▶ [Aim of the exercise] From the entries provided below, copy each line that contains the word "Blues".

Dataset records
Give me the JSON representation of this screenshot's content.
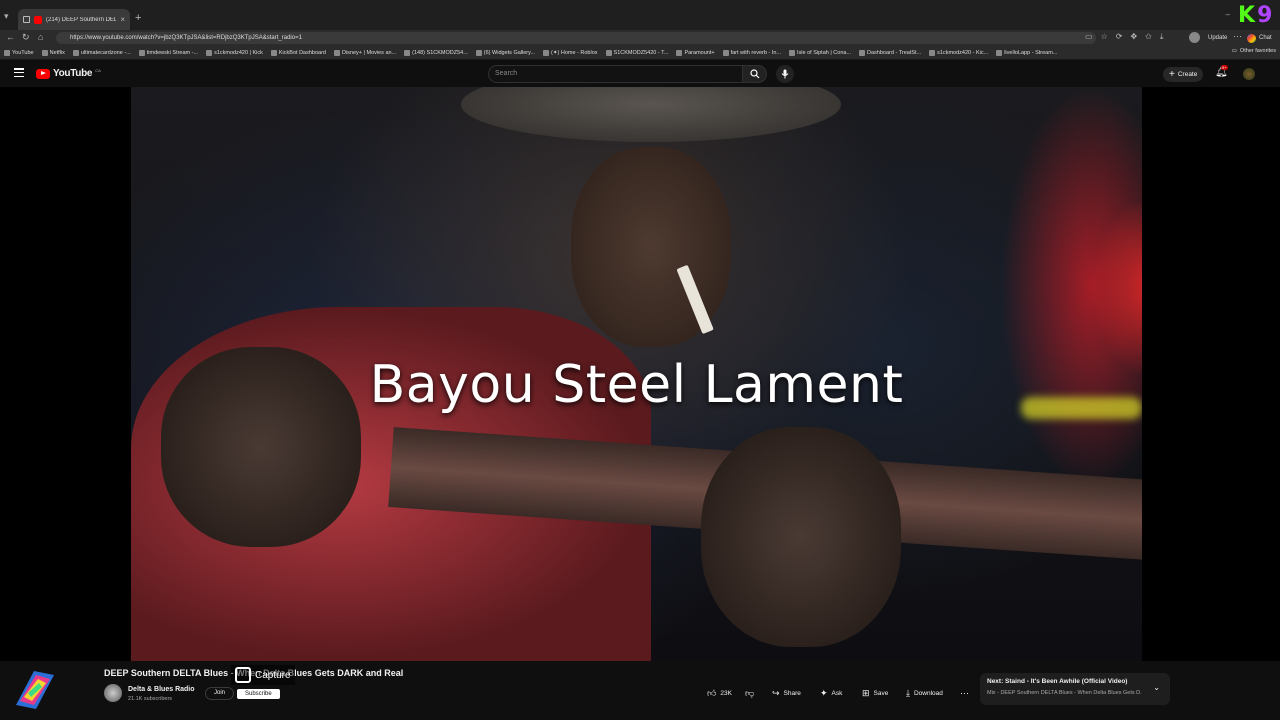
{
  "browser": {
    "tab_title": "(214) DEEP Southern DELTA",
    "url": "https://www.youtube.com/watch?v=jbzQ3KTpJSA&list=RDjbzQ3KTpJSA&start_radio=1",
    "update_label": "Update",
    "chat_label": "Chat",
    "other_favorites": "Other favorites",
    "bookmarks": [
      "YouTube",
      "Netflix",
      "ultimatecardzone -...",
      "timdewski Stream -...",
      "s1ckmodz420 | Kick",
      "KickBot Dashboard",
      "Disney+ | Movies an...",
      "(148) S1CKMODZ54...",
      "(6) Widgets Gallery...",
      "(✦) Home - Roblox",
      "S1CKMODZ5420 - T...",
      "Paramount+",
      "fart with reverb - In...",
      "Isle of Siptah | Cona...",
      "Dashboard - TreatSt...",
      "s1ckmodz420 - Kic...",
      "livelloLapp - Stream..."
    ]
  },
  "youtube": {
    "logo_text": "YouTube",
    "country": "CA",
    "search_placeholder": "Search",
    "create_label": "Create",
    "notif_count": "9+"
  },
  "video": {
    "overlay_title": "Bayou Steel Lament",
    "title": "DEEP Southern DELTA Blues - When Delta Blues Gets DARK and Real",
    "capture_label": "Capture"
  },
  "channel": {
    "name": "Delta & Blues Radio",
    "subscribers": "21.1K subscribers",
    "join_label": "Join",
    "subscribe_label": "Subscribe"
  },
  "actions": {
    "likes": "23K",
    "share": "Share",
    "ask": "Ask",
    "save": "Save",
    "download": "Download"
  },
  "up_next": {
    "line1": "Next: Staind - It's Been Awhile (Official Video)",
    "line2": "Mix - DEEP Southern DELTA Blues - When Delta Blues Gets D..."
  }
}
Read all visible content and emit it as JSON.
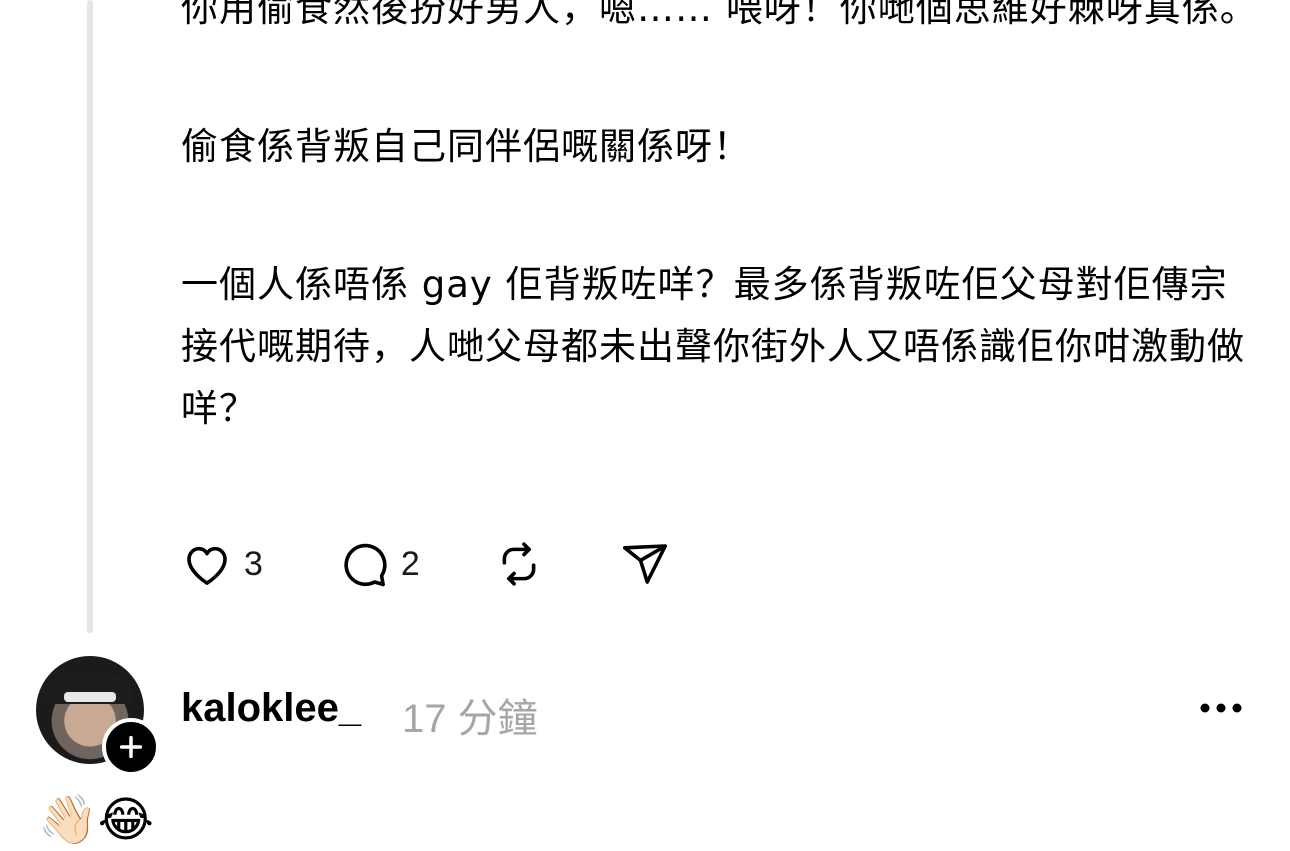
{
  "post": {
    "paragraphs": [
      "你用偷食然後扮好男人，嗯…… 喂呀！你哋個思維好棘呀真係。",
      "偷食係背叛自己同伴侶嘅關係呀！",
      "一個人係唔係 gay 佢背叛咗咩？最多係背叛咗佢父母對佢傳宗接代嘅期待，人哋父母都未出聲你街外人又唔係識佢你咁激動做咩？"
    ],
    "actions": {
      "likes": "3",
      "replies": "2"
    }
  },
  "comment": {
    "username": "kaloklee_",
    "timestamp": "17 分鐘",
    "body": "👋🏻😂"
  },
  "icons": {
    "like": "heart-icon",
    "reply": "speech-bubble-icon",
    "repost": "repost-icon",
    "share": "send-icon",
    "more": "more-dots-icon",
    "follow": "plus-icon"
  }
}
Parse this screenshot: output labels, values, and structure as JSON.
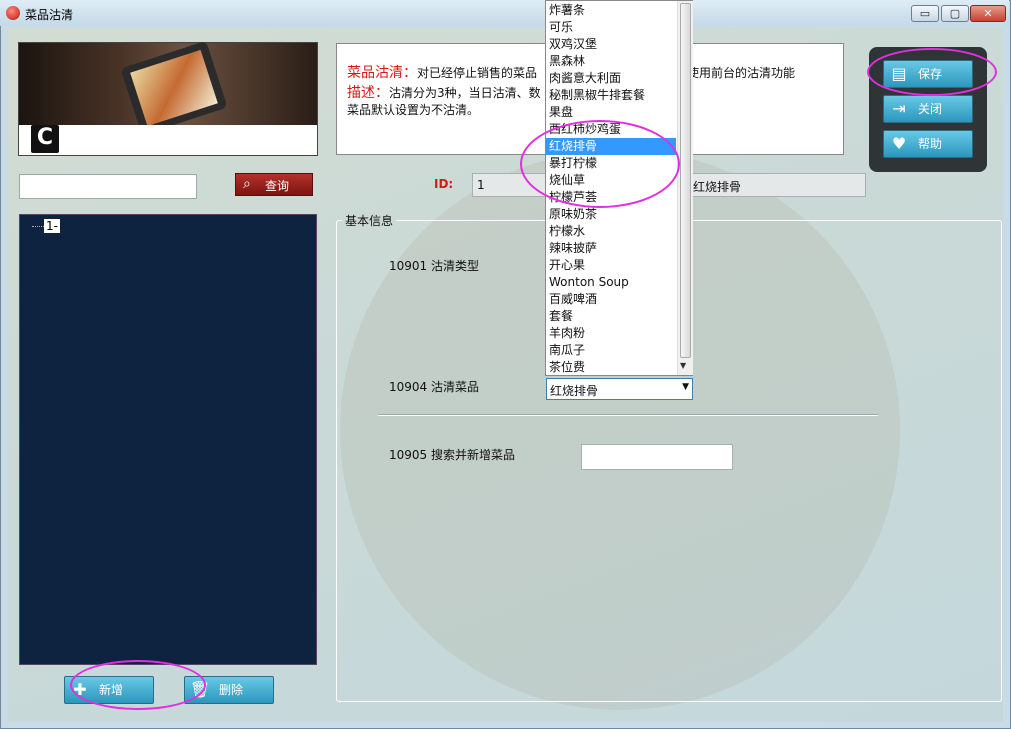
{
  "window": {
    "title": "菜品沽清",
    "minimize": "▭",
    "maximize": "▢",
    "close": "✕"
  },
  "description": {
    "title_label": "菜品沽清：",
    "title_text": "对已经停止销售的菜品",
    "title_text_tail": "使用前台的沽清功能",
    "desc_label": "描述：",
    "desc_text": "沽清分为3种，当日沽清、数",
    "desc_line2": "菜品默认设置为不沽清。"
  },
  "actions": {
    "save": "保存",
    "close": "关闭",
    "help": "帮助"
  },
  "search": {
    "value": "",
    "query_label": "查询"
  },
  "tree": {
    "root_label": "1-"
  },
  "bottom_buttons": {
    "add": "新增",
    "delete": "删除"
  },
  "record": {
    "id_label": "ID:",
    "id_value": "1",
    "name_value": "红烧排骨"
  },
  "basic_info": {
    "group_title": "基本信息",
    "field_type_label": "10901 沽清类型",
    "field_dish_label": "10904 沽清菜品",
    "field_dish_value": "红烧排骨",
    "field_search_add_label": "10905 搜索并新增菜品",
    "field_search_add_value": ""
  },
  "dropdown": {
    "selected_index": 8,
    "items": [
      "炸薯条",
      "可乐",
      "双鸡汉堡",
      "黑森林",
      "肉酱意大利面",
      "秘制黑椒牛排套餐",
      "果盘",
      "西红柿炒鸡蛋",
      "红烧排骨",
      "暴打柠檬",
      "烧仙草",
      "柠檬芦荟",
      "原味奶茶",
      "柠檬水",
      "辣味披萨",
      "开心果",
      "Wonton Soup",
      "百威啤酒",
      "套餐",
      "羊肉粉",
      "南瓜子",
      "茶位费"
    ]
  },
  "colors": {
    "annotation_ring": "#e22ee0",
    "selected_item": "#3399ff",
    "tree_background": "#0e2340",
    "button_blue": "#2b96bd",
    "query_red": "#b3322a"
  },
  "icons": [
    "app-icon",
    "magnifier-icon",
    "save-icon",
    "exit-icon",
    "heart-icon",
    "plus-icon",
    "trash-icon",
    "chevron-down-icon"
  ]
}
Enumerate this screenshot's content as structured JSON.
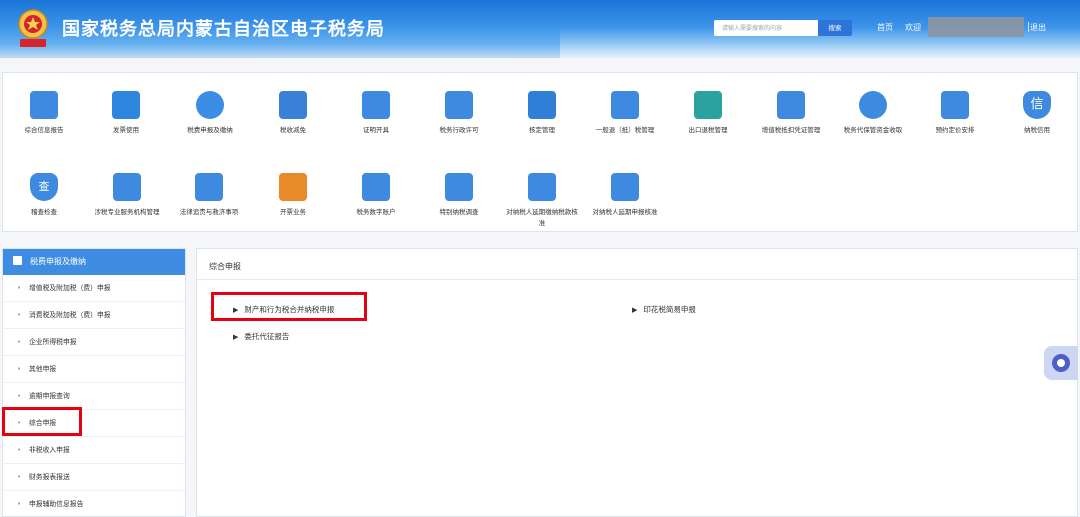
{
  "header": {
    "title": "国家税务总局内蒙古自治区电子税务局",
    "search_placeholder": "请输入需要搜索的内容",
    "search_button": "搜索",
    "home": "首页",
    "welcome": "欢迎",
    "logout": "退出"
  },
  "functions": [
    {
      "label": "综合信息报告",
      "icon": "report-icon",
      "color": "#3d8ae0"
    },
    {
      "label": "发票使用",
      "icon": "invoice-icon",
      "color": "#2f86df"
    },
    {
      "label": "税费申报及缴纳",
      "icon": "tax-payment-icon",
      "color": "#3a8ee6"
    },
    {
      "label": "税收减免",
      "icon": "tax-reduction-icon",
      "color": "#3a7fd8"
    },
    {
      "label": "证明开具",
      "icon": "certificate-icon",
      "color": "#3d8ae0"
    },
    {
      "label": "税务行政许可",
      "icon": "admin-permit-icon",
      "color": "#3d8ae0"
    },
    {
      "label": "核定管理",
      "icon": "assessment-icon",
      "color": "#2f7fd6"
    },
    {
      "label": "一般退（抵）税管理",
      "icon": "refund-icon",
      "color": "#3d8ae0"
    },
    {
      "label": "出口退税管理",
      "icon": "export-refund-icon",
      "color": "#2aa3a0"
    },
    {
      "label": "增值税抵扣凭证管理",
      "icon": "vat-deduction-icon",
      "color": "#3d8ae0"
    },
    {
      "label": "税务代保管资金收取",
      "icon": "custody-fund-icon",
      "color": "#3d8ae0"
    },
    {
      "label": "预约定价安排",
      "icon": "pricing-icon",
      "color": "#3d8ae0"
    },
    {
      "label": "纳税信用",
      "icon": "credit-icon",
      "color": "#3d8ae0",
      "glyph": "信"
    },
    {
      "label": "稽查检查",
      "icon": "inspection-icon",
      "color": "#3d8ae0",
      "glyph": "查"
    },
    {
      "label": "涉税专业服务机构管理",
      "icon": "agency-icon",
      "color": "#3d8ae0"
    },
    {
      "label": "法律追责与救济事项",
      "icon": "legal-icon",
      "color": "#3d8ae0"
    },
    {
      "label": "开票业务",
      "icon": "ticketing-icon",
      "color": "#e88a2a"
    },
    {
      "label": "税务数字账户",
      "icon": "digital-account-icon",
      "color": "#3d8ae0"
    },
    {
      "label": "特别纳税调查",
      "icon": "special-investigation-icon",
      "color": "#3d8ae0"
    },
    {
      "label": "对纳税人延期缴纳税款核准",
      "icon": "deferred-payment-icon",
      "color": "#3d8ae0"
    },
    {
      "label": "对纳税人延期申报核准",
      "icon": "deferred-filing-icon",
      "color": "#3d8ae0"
    }
  ],
  "sidebar": {
    "title": "税费申报及缴纳",
    "items": [
      "增值税及附加税（费）申报",
      "消费税及附加税（费）申报",
      "企业所得税申报",
      "其他申报",
      "逾期申报查询",
      "综合申报",
      "非税收入申报",
      "财务报表报送",
      "申报辅助信息报告"
    ]
  },
  "main": {
    "title": "综合申报",
    "links": [
      "财产和行为税合并纳税申报",
      "印花税简易申报",
      "委托代征报告"
    ]
  }
}
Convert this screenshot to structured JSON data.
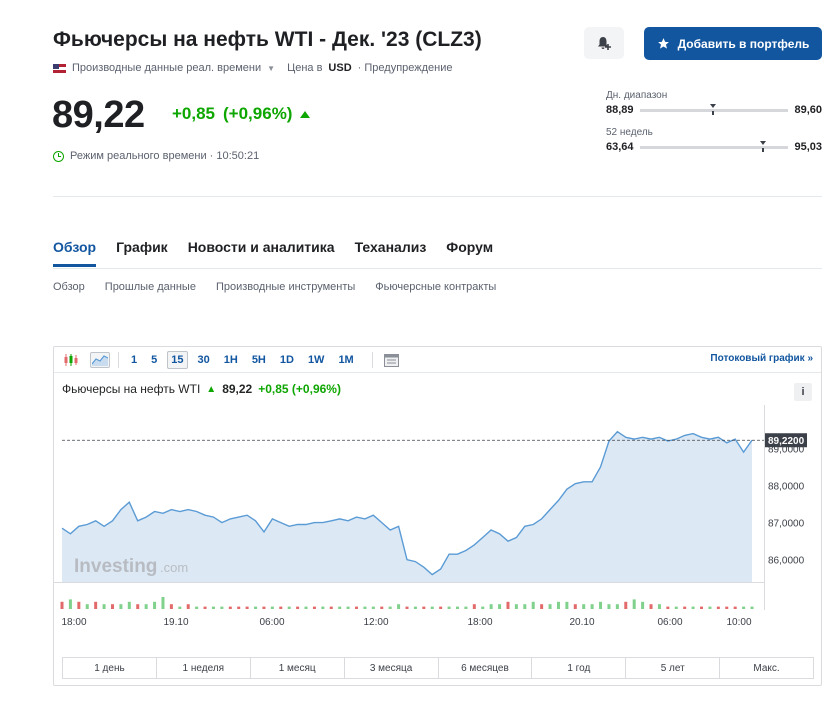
{
  "header": {
    "title": "Фьючерсы на нефть WTI - Дек. '23 (CLZ3)",
    "data_source": "Производные данные реал. времени",
    "currency_label": "Цена в",
    "currency": "USD",
    "warning": "· Предупреждение",
    "portfolio_button": "Добавить в портфель"
  },
  "quote": {
    "price": "89,22",
    "change": "+0,85",
    "change_pct": "(+0,96%)",
    "realtime": "Режим реального времени · 10:50:21"
  },
  "ranges": {
    "day": {
      "label": "Дн. диапазон",
      "low": "88,89",
      "high": "89,60",
      "position": 0.47
    },
    "week52": {
      "label": "52 недель",
      "low": "63,64",
      "high": "95,03",
      "position": 0.81
    }
  },
  "tabs": [
    "Обзор",
    "График",
    "Новости и аналитика",
    "Теханализ",
    "Форум"
  ],
  "subtabs": [
    "Обзор",
    "Прошлые данные",
    "Производные инструменты",
    "Фьючерсные контракты"
  ],
  "chart_widget": {
    "timeframes": [
      "1",
      "5",
      "15",
      "30",
      "1H",
      "5H",
      "1D",
      "1W",
      "1M"
    ],
    "selected_timeframe": "15",
    "stream_link": "Потоковый график »",
    "series_name": "Фьючерсы на нефть WTI",
    "price": "89,22",
    "change": "+0,85 (+0,96%)",
    "watermark": "Investing",
    "watermark_suffix": ".com",
    "periods": [
      "1 день",
      "1 неделя",
      "1 месяц",
      "3 месяца",
      "6 месяцев",
      "1 год",
      "5 лет",
      "Макс."
    ]
  },
  "chart_data": {
    "type": "area",
    "title": "",
    "xlabel": "",
    "ylabel": "",
    "x_tick_labels": [
      "18:00",
      "19.10",
      "06:00",
      "12:00",
      "18:00",
      "20.10",
      "06:00",
      "10:00"
    ],
    "y_tick_labels": [
      "86,0000",
      "87,0000",
      "88,0000",
      "89,0000"
    ],
    "ylim": [
      85.4,
      89.9
    ],
    "last_value_label": "89,2200",
    "last_value": 89.22,
    "colors": {
      "line": "#5b9bd5",
      "fill": "#dce9f5",
      "vol_up": "#7fd18b",
      "vol_down": "#e36a6a"
    },
    "series": [
      {
        "name": "Фьючерсы на нефть WTI",
        "values": [
          86.85,
          86.7,
          86.9,
          86.95,
          87.05,
          86.9,
          87.05,
          87.35,
          87.55,
          87.05,
          87.15,
          87.3,
          87.25,
          87.35,
          87.3,
          87.35,
          87.3,
          87.2,
          87.15,
          87.0,
          87.1,
          87.15,
          87.2,
          87.05,
          86.75,
          87.1,
          87.0,
          86.9,
          86.95,
          86.95,
          87.0,
          87.0,
          87.05,
          87.1,
          87.05,
          87.15,
          87.1,
          87.2,
          87.0,
          86.8,
          86.9,
          86.0,
          85.95,
          85.8,
          85.6,
          85.75,
          86.15,
          86.15,
          86.25,
          86.4,
          86.6,
          86.8,
          86.7,
          86.5,
          86.6,
          86.9,
          86.95,
          87.1,
          87.35,
          87.6,
          87.9,
          88.05,
          88.1,
          88.1,
          88.5,
          89.2,
          89.45,
          89.3,
          89.25,
          89.3,
          89.25,
          89.3,
          89.2,
          89.25,
          89.35,
          89.4,
          89.3,
          89.25,
          89.3,
          89.15,
          89.25,
          88.9,
          89.22
        ]
      }
    ],
    "volume": [
      3,
      4,
      3,
      2,
      3,
      2,
      2,
      2,
      3,
      2,
      2,
      3,
      5,
      2,
      1,
      2,
      1,
      1,
      1,
      1,
      1,
      1,
      1,
      1,
      1,
      1,
      1,
      1,
      1,
      1,
      1,
      1,
      1,
      1,
      1,
      1,
      1,
      1,
      1,
      1,
      2,
      1,
      1,
      1,
      1,
      1,
      1,
      1,
      1,
      2,
      1,
      2,
      2,
      3,
      2,
      2,
      3,
      2,
      2,
      3,
      3,
      2,
      2,
      2,
      3,
      2,
      2,
      3,
      4,
      3,
      2,
      2,
      1,
      1,
      1,
      1,
      1,
      1,
      1,
      1,
      1,
      1,
      1
    ],
    "volume_up": [
      0,
      1,
      0,
      1,
      0,
      1,
      0,
      1,
      1,
      0,
      1,
      1,
      1,
      0,
      1,
      0,
      1,
      0,
      1,
      1,
      0,
      0,
      0,
      1,
      0,
      1,
      0,
      1,
      0,
      1,
      0,
      1,
      0,
      1,
      1,
      0,
      1,
      1,
      0,
      1,
      1,
      0,
      1,
      0,
      1,
      0,
      1,
      1,
      1,
      0,
      1,
      1,
      1,
      0,
      1,
      1,
      1,
      0,
      1,
      1,
      1,
      0,
      1,
      1,
      1,
      1,
      1,
      0,
      1,
      1,
      0,
      1,
      0,
      1,
      0,
      1,
      0,
      1,
      0,
      0,
      0,
      1,
      1
    ]
  }
}
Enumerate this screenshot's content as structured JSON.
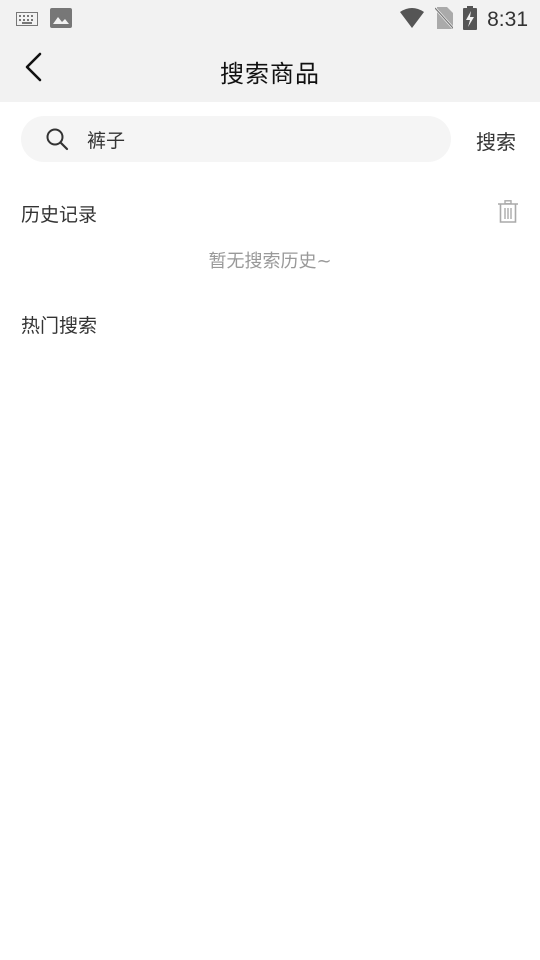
{
  "status_bar": {
    "time": "8:31",
    "icons": [
      "keyboard-icon",
      "image-icon",
      "wifi-icon",
      "no-sim-icon",
      "battery-charging-icon"
    ]
  },
  "header": {
    "title": "搜索商品",
    "back_icon": "chevron-left-icon"
  },
  "search": {
    "value": "裤子",
    "button_label": "搜索",
    "icon": "search-icon"
  },
  "history": {
    "title": "历史记录",
    "empty_text": "暂无搜索历史~",
    "delete_icon": "trash-icon"
  },
  "hot": {
    "title": "热门搜索"
  },
  "colors": {
    "header_bg": "#f2f2f2",
    "search_box_bg": "#f5f5f5",
    "hint_text": "#999999"
  }
}
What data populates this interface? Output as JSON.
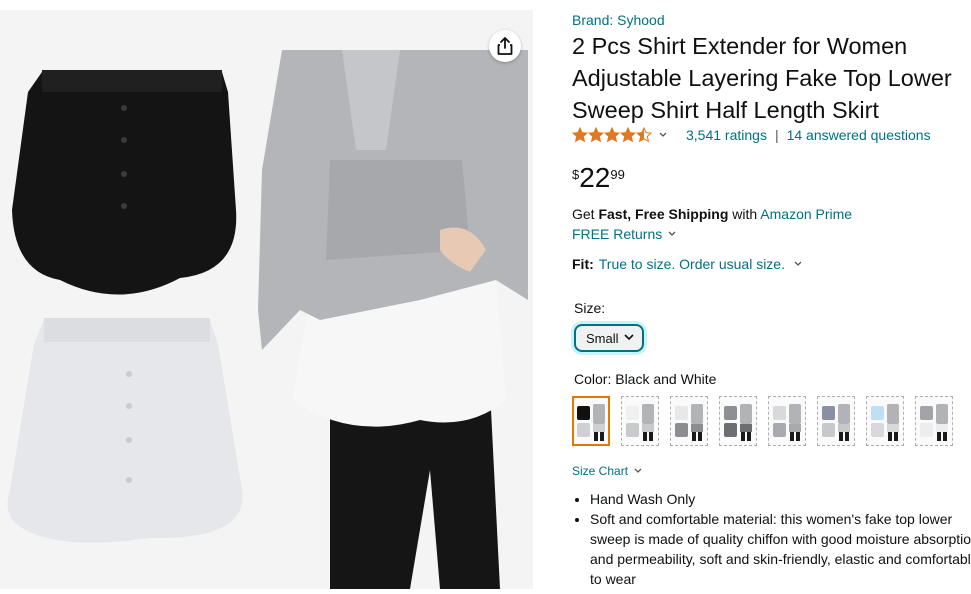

▶ [Result of this exercise]
    "title": "DEEP Southern DELTA Blues - When Delta Blues Gets DARK and Real",
    "name": "Delta & Blues Radio",
    "line2": "Mix - DEEP Southern DELTA Blues - When Delta Blues Gets D..."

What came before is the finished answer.